__TASK TO CARRY OUT__. Find the string "Salinity" and gather every line that holds it.

__THE DATA__.

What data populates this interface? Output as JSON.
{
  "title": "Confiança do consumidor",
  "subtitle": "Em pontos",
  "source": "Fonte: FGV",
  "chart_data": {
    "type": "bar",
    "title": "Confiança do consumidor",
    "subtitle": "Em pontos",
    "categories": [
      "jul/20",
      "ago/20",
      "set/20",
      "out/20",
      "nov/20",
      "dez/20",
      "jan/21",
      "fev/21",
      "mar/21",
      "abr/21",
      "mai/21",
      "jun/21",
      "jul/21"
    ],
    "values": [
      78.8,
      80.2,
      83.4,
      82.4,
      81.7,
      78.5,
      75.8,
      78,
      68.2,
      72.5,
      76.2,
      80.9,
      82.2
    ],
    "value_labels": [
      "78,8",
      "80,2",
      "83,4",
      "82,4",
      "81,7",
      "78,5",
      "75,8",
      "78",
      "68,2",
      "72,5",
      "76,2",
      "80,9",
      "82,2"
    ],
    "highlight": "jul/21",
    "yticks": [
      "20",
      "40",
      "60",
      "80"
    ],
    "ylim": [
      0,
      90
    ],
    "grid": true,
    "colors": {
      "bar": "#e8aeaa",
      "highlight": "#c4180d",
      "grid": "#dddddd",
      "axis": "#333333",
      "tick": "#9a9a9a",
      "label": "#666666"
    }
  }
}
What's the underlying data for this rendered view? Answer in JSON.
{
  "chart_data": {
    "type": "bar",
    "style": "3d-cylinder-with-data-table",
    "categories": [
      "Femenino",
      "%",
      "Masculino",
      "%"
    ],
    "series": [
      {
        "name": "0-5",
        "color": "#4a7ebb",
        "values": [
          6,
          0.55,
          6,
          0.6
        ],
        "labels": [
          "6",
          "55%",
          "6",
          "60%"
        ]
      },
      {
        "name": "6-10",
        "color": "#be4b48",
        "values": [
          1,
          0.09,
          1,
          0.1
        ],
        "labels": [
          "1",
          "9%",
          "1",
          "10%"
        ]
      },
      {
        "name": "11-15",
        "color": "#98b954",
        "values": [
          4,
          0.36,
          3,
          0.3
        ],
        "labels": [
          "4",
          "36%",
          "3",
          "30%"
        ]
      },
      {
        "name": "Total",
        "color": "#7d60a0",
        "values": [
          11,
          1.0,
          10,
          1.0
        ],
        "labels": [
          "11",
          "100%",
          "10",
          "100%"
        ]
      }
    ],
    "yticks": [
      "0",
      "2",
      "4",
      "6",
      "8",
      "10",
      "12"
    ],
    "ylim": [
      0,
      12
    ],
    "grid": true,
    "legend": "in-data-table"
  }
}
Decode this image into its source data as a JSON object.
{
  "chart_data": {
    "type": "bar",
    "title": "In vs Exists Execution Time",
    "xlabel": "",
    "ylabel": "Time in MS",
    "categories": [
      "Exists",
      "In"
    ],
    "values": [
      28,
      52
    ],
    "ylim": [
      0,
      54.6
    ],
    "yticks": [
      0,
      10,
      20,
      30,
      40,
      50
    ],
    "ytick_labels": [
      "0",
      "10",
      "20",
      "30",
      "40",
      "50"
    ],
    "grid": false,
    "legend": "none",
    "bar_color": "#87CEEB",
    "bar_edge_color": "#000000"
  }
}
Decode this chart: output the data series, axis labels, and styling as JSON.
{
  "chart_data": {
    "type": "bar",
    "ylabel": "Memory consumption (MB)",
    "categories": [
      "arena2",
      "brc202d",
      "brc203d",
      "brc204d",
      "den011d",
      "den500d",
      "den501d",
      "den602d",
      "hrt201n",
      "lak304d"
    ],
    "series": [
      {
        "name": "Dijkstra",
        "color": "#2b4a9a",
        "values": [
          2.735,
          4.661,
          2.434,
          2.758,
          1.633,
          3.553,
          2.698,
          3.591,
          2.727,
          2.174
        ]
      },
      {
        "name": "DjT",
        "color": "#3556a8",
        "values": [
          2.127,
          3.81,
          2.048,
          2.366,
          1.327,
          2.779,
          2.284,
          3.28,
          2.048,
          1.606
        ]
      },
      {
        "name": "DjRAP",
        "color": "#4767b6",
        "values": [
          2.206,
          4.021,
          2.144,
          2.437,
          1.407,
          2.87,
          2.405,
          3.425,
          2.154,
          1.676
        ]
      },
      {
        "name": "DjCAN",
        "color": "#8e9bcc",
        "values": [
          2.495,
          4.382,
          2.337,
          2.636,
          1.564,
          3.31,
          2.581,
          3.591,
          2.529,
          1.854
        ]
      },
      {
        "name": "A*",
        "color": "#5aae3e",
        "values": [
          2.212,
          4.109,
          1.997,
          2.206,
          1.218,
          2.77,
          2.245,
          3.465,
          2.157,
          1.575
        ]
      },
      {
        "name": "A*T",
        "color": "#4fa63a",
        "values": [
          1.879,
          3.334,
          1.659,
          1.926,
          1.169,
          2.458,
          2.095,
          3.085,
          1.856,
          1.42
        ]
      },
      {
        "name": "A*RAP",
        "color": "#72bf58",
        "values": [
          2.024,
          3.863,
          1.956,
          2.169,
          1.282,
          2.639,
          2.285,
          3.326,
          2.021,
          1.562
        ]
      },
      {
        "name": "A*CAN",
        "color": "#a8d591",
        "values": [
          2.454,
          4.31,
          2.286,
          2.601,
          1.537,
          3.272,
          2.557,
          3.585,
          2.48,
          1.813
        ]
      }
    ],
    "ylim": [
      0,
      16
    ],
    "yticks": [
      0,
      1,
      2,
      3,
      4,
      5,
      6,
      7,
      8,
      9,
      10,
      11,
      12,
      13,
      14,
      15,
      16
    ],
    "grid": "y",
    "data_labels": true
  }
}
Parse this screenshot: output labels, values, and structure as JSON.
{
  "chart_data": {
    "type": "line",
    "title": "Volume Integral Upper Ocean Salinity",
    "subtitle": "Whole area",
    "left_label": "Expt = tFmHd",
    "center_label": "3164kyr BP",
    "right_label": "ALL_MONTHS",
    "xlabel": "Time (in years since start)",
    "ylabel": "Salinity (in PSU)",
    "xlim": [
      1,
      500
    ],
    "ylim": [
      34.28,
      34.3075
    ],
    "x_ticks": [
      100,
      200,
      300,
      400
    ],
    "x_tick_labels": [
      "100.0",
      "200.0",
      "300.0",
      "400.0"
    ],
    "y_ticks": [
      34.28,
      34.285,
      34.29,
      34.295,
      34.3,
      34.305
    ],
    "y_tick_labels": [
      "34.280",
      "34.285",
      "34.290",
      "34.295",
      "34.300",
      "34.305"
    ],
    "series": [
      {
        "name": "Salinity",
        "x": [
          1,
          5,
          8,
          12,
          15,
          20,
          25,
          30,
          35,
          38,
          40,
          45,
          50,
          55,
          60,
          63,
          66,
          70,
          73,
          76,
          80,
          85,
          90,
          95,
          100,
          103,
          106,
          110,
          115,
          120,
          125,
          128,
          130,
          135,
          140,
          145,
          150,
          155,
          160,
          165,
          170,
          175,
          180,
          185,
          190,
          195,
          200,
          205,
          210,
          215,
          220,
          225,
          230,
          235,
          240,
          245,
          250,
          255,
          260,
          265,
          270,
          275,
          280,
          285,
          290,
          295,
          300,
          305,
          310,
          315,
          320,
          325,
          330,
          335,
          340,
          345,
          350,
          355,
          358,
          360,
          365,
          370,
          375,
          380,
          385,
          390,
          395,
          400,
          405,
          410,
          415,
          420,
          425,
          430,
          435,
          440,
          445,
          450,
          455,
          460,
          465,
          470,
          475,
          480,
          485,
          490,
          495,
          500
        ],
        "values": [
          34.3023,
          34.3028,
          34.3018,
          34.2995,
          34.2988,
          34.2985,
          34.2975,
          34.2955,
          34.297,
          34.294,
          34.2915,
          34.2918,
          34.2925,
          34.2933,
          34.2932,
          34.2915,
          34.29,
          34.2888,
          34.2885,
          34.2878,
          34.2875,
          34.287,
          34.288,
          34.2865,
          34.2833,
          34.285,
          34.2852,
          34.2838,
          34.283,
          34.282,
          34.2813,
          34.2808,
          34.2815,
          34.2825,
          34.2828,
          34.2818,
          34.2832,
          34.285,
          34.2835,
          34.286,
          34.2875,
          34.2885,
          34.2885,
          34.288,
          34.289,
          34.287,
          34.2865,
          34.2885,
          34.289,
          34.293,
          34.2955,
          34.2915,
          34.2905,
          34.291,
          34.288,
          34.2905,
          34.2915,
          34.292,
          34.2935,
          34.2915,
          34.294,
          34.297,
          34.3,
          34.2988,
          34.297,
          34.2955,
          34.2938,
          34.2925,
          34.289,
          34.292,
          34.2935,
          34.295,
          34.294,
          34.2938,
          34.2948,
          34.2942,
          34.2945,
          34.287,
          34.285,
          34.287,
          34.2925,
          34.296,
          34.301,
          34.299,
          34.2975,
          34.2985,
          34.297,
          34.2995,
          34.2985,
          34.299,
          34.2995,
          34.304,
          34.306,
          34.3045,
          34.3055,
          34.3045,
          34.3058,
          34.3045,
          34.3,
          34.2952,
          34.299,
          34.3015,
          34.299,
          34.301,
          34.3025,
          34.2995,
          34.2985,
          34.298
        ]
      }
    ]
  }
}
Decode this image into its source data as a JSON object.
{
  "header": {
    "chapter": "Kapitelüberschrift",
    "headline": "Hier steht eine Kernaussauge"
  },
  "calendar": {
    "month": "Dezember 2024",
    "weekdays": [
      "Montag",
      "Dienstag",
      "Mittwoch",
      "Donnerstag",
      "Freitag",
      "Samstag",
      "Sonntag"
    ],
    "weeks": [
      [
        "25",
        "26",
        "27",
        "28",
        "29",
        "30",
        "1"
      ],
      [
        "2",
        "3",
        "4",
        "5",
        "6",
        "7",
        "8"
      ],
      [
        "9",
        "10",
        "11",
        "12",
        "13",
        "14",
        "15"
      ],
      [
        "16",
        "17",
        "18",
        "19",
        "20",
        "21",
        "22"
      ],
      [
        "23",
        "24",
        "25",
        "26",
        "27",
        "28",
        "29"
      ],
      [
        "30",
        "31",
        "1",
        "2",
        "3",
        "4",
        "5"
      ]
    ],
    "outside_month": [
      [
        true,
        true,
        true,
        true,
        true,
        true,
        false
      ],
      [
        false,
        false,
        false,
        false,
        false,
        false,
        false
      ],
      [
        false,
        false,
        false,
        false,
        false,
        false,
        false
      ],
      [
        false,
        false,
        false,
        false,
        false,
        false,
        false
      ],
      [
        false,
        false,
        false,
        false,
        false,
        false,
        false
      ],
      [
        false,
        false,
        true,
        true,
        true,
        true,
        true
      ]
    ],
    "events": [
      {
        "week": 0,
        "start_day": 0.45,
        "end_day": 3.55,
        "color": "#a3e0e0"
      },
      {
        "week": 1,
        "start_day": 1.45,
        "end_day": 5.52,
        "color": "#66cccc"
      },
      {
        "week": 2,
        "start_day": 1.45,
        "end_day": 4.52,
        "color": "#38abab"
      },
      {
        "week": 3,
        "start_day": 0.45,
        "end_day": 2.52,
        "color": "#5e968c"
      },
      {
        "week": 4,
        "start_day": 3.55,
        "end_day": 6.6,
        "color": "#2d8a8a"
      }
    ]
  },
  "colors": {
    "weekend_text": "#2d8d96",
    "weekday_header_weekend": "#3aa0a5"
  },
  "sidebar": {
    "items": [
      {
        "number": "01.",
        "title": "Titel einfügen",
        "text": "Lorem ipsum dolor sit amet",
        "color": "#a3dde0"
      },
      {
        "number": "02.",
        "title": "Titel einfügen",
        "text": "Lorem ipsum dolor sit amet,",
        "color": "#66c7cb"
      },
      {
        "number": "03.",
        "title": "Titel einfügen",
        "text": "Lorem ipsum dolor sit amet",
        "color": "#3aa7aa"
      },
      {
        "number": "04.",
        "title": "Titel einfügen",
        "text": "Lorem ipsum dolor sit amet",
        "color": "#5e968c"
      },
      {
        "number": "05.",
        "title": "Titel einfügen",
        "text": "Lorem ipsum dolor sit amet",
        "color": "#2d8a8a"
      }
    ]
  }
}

__WRITTEN SOLUTION__.
    "title": "Volume Integral Upper Ocean Salinity",
    "ylabel": "Salinity (in PSU)",
        "name": "Salinity",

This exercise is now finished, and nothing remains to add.